What needs to be done :: Among the entries, which lines carry the string "VOstFR"? Copy each of them.

[Stored entries]
┌──

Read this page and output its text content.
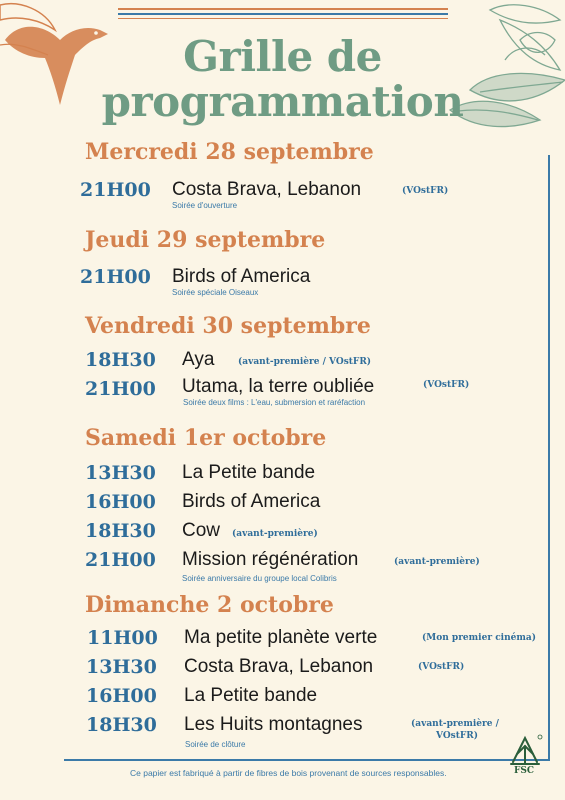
Grille de
programmation
Mercredi 28 septembre
21H00 Costa Brava, Lebanon	(VOstFR)
Soirée d'ouverture
Jeudi 29 septembre
21H00 Birds of America
Soirée spéciale Oiseaux
Vendredi 30 septembre
18H30 Aya	(avant-première / VOstFR)
21H00 Utama, la terre oubliée	(VOstFR)
Soirée deux films : L'eau, submersion et raréfaction
Samedi 1er octobre
13H30 La Petite bande
16H00 Birds of America
18H30 Cow (avant-première)
21H00 Mission régénération	(avant-première)
Soirée anniversaire du groupe local Colibris
Dimanche 2 octobre
11H00 Ma petite planète verte	(Mon premier cinéma)
13H30 Costa Brava, Lebanon	(VOstFR)
16H00 La Petite bande
18H30 Les Huits montagnes	(avant-première /
VOstFR)
Soirée de clôture
FSC
Ce papier est fabriqué à partir de fibres de bois provenant de sources responsables.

└──

Correct result ::
21H00 Costa Brava, Lebanon	(VOstFR)
18H30 Aya	(avant-première / VOstFR)
21H00 Utama, la terre oubliée	(VOstFR)
13H30 Costa Brava, Lebanon	(VOstFR)
VOstFR)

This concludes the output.